## What is being asked
Copy the listing below, switching every "annotation-label" to "callout-text" and leaving everything else unchanged. Leave out the pictures.

## Layout annotation data
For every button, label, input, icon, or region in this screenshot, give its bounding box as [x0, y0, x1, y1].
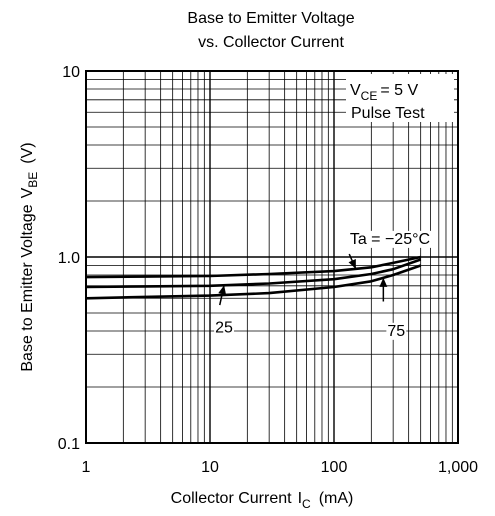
annotation-arrowhead [218, 285, 227, 295]
x-tick-label: 100 [321, 459, 348, 476]
y-tick-label: 0.1 [58, 436, 80, 453]
y-tick-label: 10 [62, 64, 80, 81]
x-tick-label: 1,000 [438, 459, 478, 476]
tick-labels: 1 10 100 1,000 0.1 1.0 10 [58, 64, 478, 476]
conditions-box: VCE = 5 V Pulse Test [346, 74, 454, 122]
x-tick-label: 10 [201, 459, 219, 476]
x-axis-label: Collector Current IC (mA) [171, 490, 354, 511]
y-axis-label: Base to Emitter VoltageVBE(V) [19, 142, 40, 371]
annotation-arrowhead [379, 277, 388, 287]
series-line-0 [85, 255, 421, 279]
series-line-2 [85, 264, 422, 300]
annotation-bg [386, 322, 407, 340]
plot-frame [85, 70, 459, 444]
chart-title-line-1: Base to Emitter Voltage [187, 10, 354, 27]
grid [85, 71, 458, 444]
pulse-test-label: Pulse Test [351, 105, 425, 122]
annotation-bg [214, 319, 235, 337]
conditions-box-background [346, 74, 454, 122]
annotations-group: Ta = −25°C 25 75 [214, 230, 432, 340]
series-line-1 [85, 258, 422, 289]
chart-title-line-2: vs. Collector Current [198, 34, 344, 51]
y-tick-label: 1.0 [58, 250, 80, 267]
annotation-label: 75 [387, 323, 405, 340]
annotation-label: 25 [215, 319, 233, 336]
vce-condition: VCE = 5 V [350, 82, 418, 103]
x-tick-label: 1 [82, 459, 91, 476]
annotation-label: Ta = −25°C [350, 231, 430, 248]
series-group [85, 255, 422, 300]
annotation-arrowhead [348, 259, 356, 269]
annotation-bg [348, 230, 432, 248]
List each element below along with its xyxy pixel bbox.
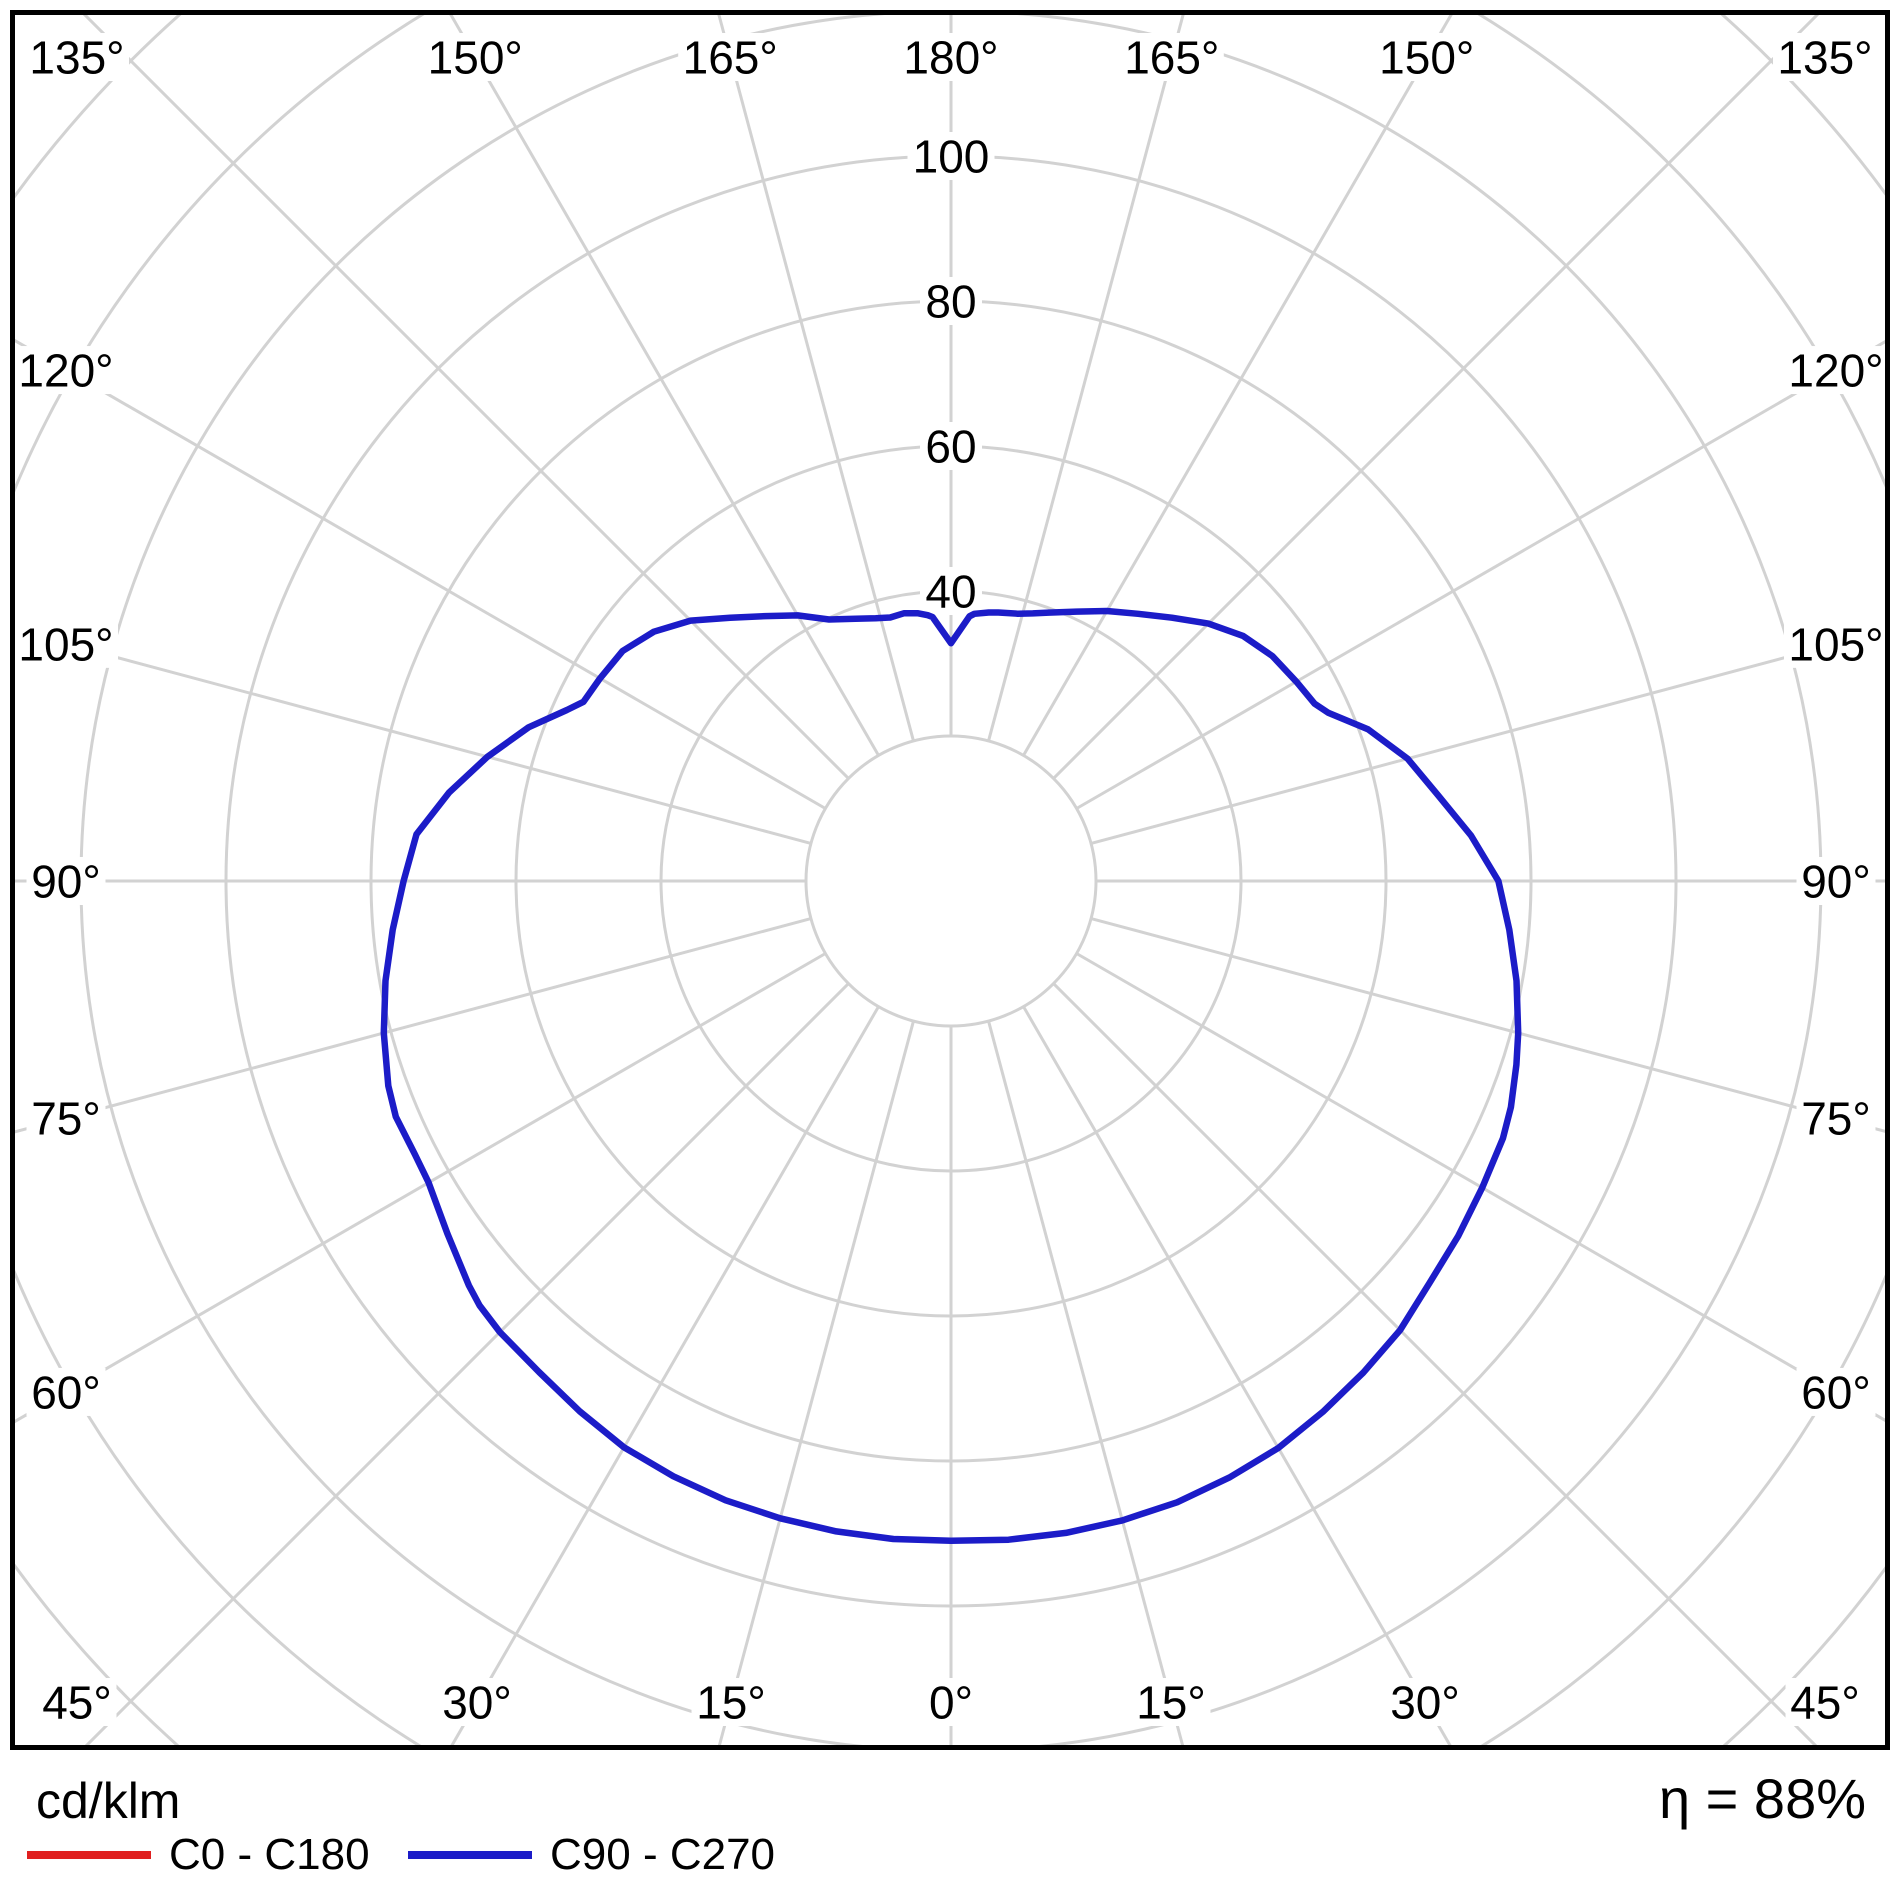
angle-label-180-right: 180° <box>903 32 998 84</box>
grid-spoke-210 <box>449 15 880 757</box>
grid-spoke-75 <box>1090 917 1885 1133</box>
grid-spoke-135 <box>1052 15 1820 780</box>
legend: C0 - C180 C90 - C270 <box>27 1830 1127 1880</box>
angle-label-45-right-bg <box>1785 1678 1865 1726</box>
polar-photometric-chart: 40 60 80 100 0° 15° 15° 30° 30° 45° 45° 60° 60° 75° 75… <box>10 10 1890 1750</box>
grid-spoke-240 <box>15 338 827 810</box>
grid-spoke-330 <box>450 1005 880 1745</box>
angle-label-135-left: 135° <box>29 32 124 84</box>
grid-spoke-45 <box>1052 982 1818 1745</box>
grid-spoke-300 <box>15 952 827 1424</box>
radial-label-80-bg <box>920 277 982 325</box>
angle-label-120-right-bg <box>1784 346 1888 395</box>
grid-spoke-225 <box>82 15 850 780</box>
angle-label-75-left-bg <box>26 1094 106 1143</box>
angle-label-75-right-bg <box>1796 1094 1876 1143</box>
angle-label-75-left: 75° <box>31 1093 101 1145</box>
legend-item-c0-c180: C0 - C180 <box>27 1830 370 1880</box>
grid-spoke-315 <box>84 982 850 1745</box>
curve-C90-C270 <box>380 607 1522 1545</box>
angle-label-15-left-bg <box>691 1678 771 1726</box>
angle-label-15-right-bg <box>1131 1678 1211 1726</box>
angle-label-30-right: 30° <box>1390 1677 1460 1729</box>
angle-label-75-right: 75° <box>1801 1093 1871 1145</box>
angle-label-15-left: 15° <box>696 1677 766 1729</box>
grid-spoke-285 <box>15 917 812 1134</box>
units-label: cd/klm <box>36 1773 181 1829</box>
grid-spoke-105 <box>1090 629 1885 845</box>
angle-label-60-right-bg <box>1796 1367 1876 1416</box>
radial-label-40: 40 <box>925 566 976 618</box>
c0-c180-line-swatch <box>27 1851 151 1859</box>
angle-label-45-right: 45° <box>1790 1677 1860 1729</box>
angle-label-105-right: 105° <box>1788 618 1883 670</box>
angle-label-120-left: 120° <box>18 345 113 397</box>
grid-spoke-195 <box>717 15 915 742</box>
angle-label-135-left-bg <box>25 33 129 81</box>
grid-spoke-165 <box>987 15 1185 742</box>
grid-spoke-60 <box>1075 952 1885 1422</box>
angle-label-120-right: 120° <box>1788 345 1883 397</box>
angle-label-135-right: 135° <box>1777 32 1872 84</box>
angle-label-105-left: 105° <box>18 618 113 670</box>
plot-frame <box>10 10 1890 1750</box>
radial-label-80: 80 <box>925 276 976 328</box>
angle-label-165-right-bg <box>1119 33 1224 81</box>
radial-label-40-bg <box>920 567 982 615</box>
angle-label-0-right: 0° <box>929 1677 973 1729</box>
angle-label-30-left: 30° <box>442 1677 512 1729</box>
angle-label-15-right: 15° <box>1136 1677 1206 1729</box>
light-output-ratio-label: η = 88% <box>1658 1767 1866 1830</box>
c90-c270-legend-label: C90 - C270 <box>550 1830 776 1879</box>
angle-label-150-right: 150° <box>1379 32 1474 84</box>
angle-label-45-left: 45° <box>42 1677 112 1729</box>
angle-label-120-left-bg <box>14 346 118 395</box>
angle-label-45-left-bg <box>37 1678 117 1726</box>
grid-spoke-30 <box>1022 1005 1452 1745</box>
radial-label-100: 100 <box>913 131 990 183</box>
radial-label-100-bg <box>907 132 995 180</box>
grid-spoke-345 <box>717 1020 915 1745</box>
grid-ring-20 <box>804 734 1098 1028</box>
angle-label-150-right-bg <box>1374 33 1479 81</box>
grid-spoke-120 <box>1075 340 1885 810</box>
angle-label-165-left-bg <box>678 33 783 81</box>
angle-label-135-right-bg <box>1773 33 1877 81</box>
c90-c270-line-swatch <box>408 1851 532 1859</box>
grid-labels: 40 60 80 100 0° 15° 15° 30° 30° 45° 45° 60° 60° 75° 75… <box>14 32 1888 1729</box>
angle-label-165-left: 165° <box>683 32 778 84</box>
angle-label-90-left-bg <box>26 857 106 905</box>
angle-label-150-left: 150° <box>428 32 523 84</box>
angle-label-60-left: 60° <box>31 1367 101 1419</box>
grid-spoke-150 <box>1022 15 1453 757</box>
legend-item-c90-c270: C90 - C270 <box>408 1830 775 1880</box>
radial-label-60: 60 <box>925 421 976 473</box>
angle-label-0-right-bg <box>924 1678 978 1726</box>
c0-c180-legend-label: C0 - C180 <box>169 1830 370 1879</box>
grid-spoke-255 <box>15 628 812 845</box>
angle-label-30-right-bg <box>1385 1678 1465 1726</box>
angle-label-150-left-bg <box>423 33 528 81</box>
angle-label-90-right-bg <box>1796 857 1876 905</box>
radial-label-60-bg <box>920 422 982 470</box>
angle-label-90-left: 90° <box>31 856 101 908</box>
grid-spoke-15 <box>987 1020 1185 1745</box>
angle-label-105-left-bg <box>14 619 118 668</box>
angle-label-165-right: 165° <box>1124 32 1219 84</box>
angle-label-60-right: 60° <box>1801 1367 1871 1419</box>
angle-label-60-left-bg <box>26 1367 106 1416</box>
angle-label-90-right: 90° <box>1801 856 1871 908</box>
angle-label-30-left-bg <box>437 1678 517 1726</box>
polar-grid <box>15 15 1885 1745</box>
angle-label-180-right-bg <box>899 33 1003 81</box>
angle-label-105-right-bg <box>1784 619 1888 668</box>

## Task response
For every button, label, input, icon, or region in this screenshot, give its bounding box as [x0, y0, x1, y1].
annotation-arrowhead [218, 285, 227, 295]
x-tick-label: 100 [321, 459, 348, 476]
y-tick-label: 0.1 [58, 436, 80, 453]
y-tick-label: 10 [62, 64, 80, 81]
x-tick-label: 1,000 [438, 459, 478, 476]
tick-labels: 1 10 100 1,000 0.1 1.0 10 [58, 64, 478, 476]
conditions-box: VCE = 5 V Pulse Test [346, 74, 454, 122]
x-tick-label: 10 [201, 459, 219, 476]
x-axis-label: Collector Current IC (mA) [171, 490, 354, 511]
y-axis-label: Base to Emitter VoltageVBE(V) [19, 142, 40, 371]
annotation-arrowhead [379, 277, 388, 287]
series-line-0 [85, 255, 421, 279]
series-line-2 [85, 264, 422, 300]
annotation-bg [386, 322, 407, 340]
plot-frame [85, 70, 459, 444]
chart-title-line-1: Base to Emitter Voltage [187, 10, 354, 27]
grid [85, 71, 458, 444]
pulse-test-label: Pulse Test [351, 105, 425, 122]
annotation-bg [214, 319, 235, 337]
conditions-box-background [346, 74, 454, 122]
annotations-group: Ta = −25°C 25 75 [214, 230, 432, 340]
series-line-1 [85, 258, 422, 289]
chart-title-line-2: vs. Collector Current [198, 34, 344, 51]
y-tick-label: 1.0 [58, 250, 80, 267]
callout-text: 75 [387, 323, 405, 340]
callout-text: 25 [215, 319, 233, 336]
vce-condition: VCE = 5 V [350, 82, 418, 103]
x-tick-label: 1 [82, 459, 91, 476]
callout-text: Ta = −25°C [350, 231, 430, 248]
series-group [85, 255, 422, 300]
annotation-arrowhead [348, 259, 356, 269]
annotation-bg [348, 230, 432, 248]
List each element below along with its xyxy pixel bbox.
angle-label-180-right: 180° <box>903 32 998 84</box>
grid-spoke-210 <box>449 15 880 757</box>
grid-spoke-75 <box>1090 917 1885 1133</box>
grid-spoke-135 <box>1052 15 1820 780</box>
legend: C0 - C180 C90 - C270 <box>27 1830 1127 1880</box>
angle-label-45-right-bg <box>1785 1678 1865 1726</box>
polar-photometric-chart: 40 60 80 100 0° 15° 15° 30° 30° 45° 45° 60° 60° 75° 75… <box>10 10 1890 1750</box>
grid-spoke-240 <box>15 338 827 810</box>
grid-spoke-330 <box>450 1005 880 1745</box>
angle-label-135-left: 135° <box>29 32 124 84</box>
grid-spoke-45 <box>1052 982 1818 1745</box>
grid-spoke-300 <box>15 952 827 1424</box>
radial-label-80-bg <box>920 277 982 325</box>
angle-label-120-right-bg <box>1784 346 1888 395</box>
grid-spoke-225 <box>82 15 850 780</box>
angle-label-75-left-bg <box>26 1094 106 1143</box>
angle-label-75-right-bg <box>1796 1094 1876 1143</box>
angle-label-75-left: 75° <box>31 1093 101 1145</box>
legend-item-c0-c180: C0 - C180 <box>27 1830 370 1880</box>
grid-spoke-315 <box>84 982 850 1745</box>
curve-C90-C270 <box>380 607 1522 1545</box>
angle-label-15-left-bg <box>691 1678 771 1726</box>
angle-label-15-right-bg <box>1131 1678 1211 1726</box>
angle-label-30-right: 30° <box>1390 1677 1460 1729</box>
angle-label-75-right: 75° <box>1801 1093 1871 1145</box>
angle-label-15-left: 15° <box>696 1677 766 1729</box>
grid-spoke-285 <box>15 917 812 1134</box>
units-label: cd/klm <box>36 1773 181 1829</box>
grid-spoke-105 <box>1090 629 1885 845</box>
angle-label-60-right-bg <box>1796 1367 1876 1416</box>
radial-label-40: 40 <box>925 566 976 618</box>
c0-c180-line-swatch <box>27 1851 151 1859</box>
angle-label-45-right: 45° <box>1790 1677 1860 1729</box>
angle-label-105-right: 105° <box>1788 618 1883 670</box>
angle-label-120-left: 120° <box>18 345 113 397</box>
grid-spoke-195 <box>717 15 915 742</box>
angle-label-135-left-bg <box>25 33 129 81</box>
grid-spoke-165 <box>987 15 1185 742</box>
grid-spoke-60 <box>1075 952 1885 1422</box>
angle-label-120-right: 120° <box>1788 345 1883 397</box>
angle-label-135-right: 135° <box>1777 32 1872 84</box>
angle-label-105-left: 105° <box>18 618 113 670</box>
plot-frame <box>10 10 1890 1750</box>
radial-label-80: 80 <box>925 276 976 328</box>
angle-label-165-right-bg <box>1119 33 1224 81</box>
radial-label-40-bg <box>920 567 982 615</box>
angle-label-0-right: 0° <box>929 1677 973 1729</box>
angle-label-30-left: 30° <box>442 1677 512 1729</box>
angle-label-15-right: 15° <box>1136 1677 1206 1729</box>
light-output-ratio-label: η = 88% <box>1658 1767 1866 1830</box>
c90-c270-legend-label: C90 - C270 <box>550 1830 776 1879</box>
angle-label-150-right: 150° <box>1379 32 1474 84</box>
angle-label-45-left: 45° <box>42 1677 112 1729</box>
angle-label-120-left-bg <box>14 346 118 395</box>
angle-label-45-left-bg <box>37 1678 117 1726</box>
grid-spoke-30 <box>1022 1005 1452 1745</box>
radial-label-100: 100 <box>913 131 990 183</box>
radial-label-100-bg <box>907 132 995 180</box>
grid-spoke-345 <box>717 1020 915 1745</box>
grid-ring-20 <box>804 734 1098 1028</box>
angle-label-150-right-bg <box>1374 33 1479 81</box>
grid-spoke-120 <box>1075 340 1885 810</box>
angle-label-165-left-bg <box>678 33 783 81</box>
angle-label-135-right-bg <box>1773 33 1877 81</box>
c90-c270-line-swatch <box>408 1851 532 1859</box>
grid-labels: 40 60 80 100 0° 15° 15° 30° 30° 45° 45° 60° 60° 75° 75… <box>14 32 1888 1729</box>
angle-label-165-left: 165° <box>683 32 778 84</box>
angle-label-90-left-bg <box>26 857 106 905</box>
angle-label-150-left: 150° <box>428 32 523 84</box>
angle-label-60-left: 60° <box>31 1367 101 1419</box>
grid-spoke-150 <box>1022 15 1453 757</box>
legend-item-c90-c270: C90 - C270 <box>408 1830 775 1880</box>
radial-label-60: 60 <box>925 421 976 473</box>
angle-label-0-right-bg <box>924 1678 978 1726</box>
c0-c180-legend-label: C0 - C180 <box>169 1830 370 1879</box>
grid-spoke-255 <box>15 628 812 845</box>
angle-label-30-right-bg <box>1385 1678 1465 1726</box>
angle-label-150-left-bg <box>423 33 528 81</box>
angle-label-90-right-bg <box>1796 857 1876 905</box>
radial-label-60-bg <box>920 422 982 470</box>
angle-label-90-left: 90° <box>31 856 101 908</box>
grid-spoke-15 <box>987 1020 1185 1745</box>
angle-label-105-left-bg <box>14 619 118 668</box>
angle-label-165-right: 165° <box>1124 32 1219 84</box>
angle-label-60-right: 60° <box>1801 1367 1871 1419</box>
angle-label-60-left-bg <box>26 1367 106 1416</box>
angle-label-90-right: 90° <box>1801 856 1871 908</box>
angle-label-30-left-bg <box>437 1678 517 1726</box>
polar-grid <box>15 15 1885 1745</box>
angle-label-180-right-bg <box>899 33 1003 81</box>
angle-label-105-right-bg <box>1784 619 1888 668</box>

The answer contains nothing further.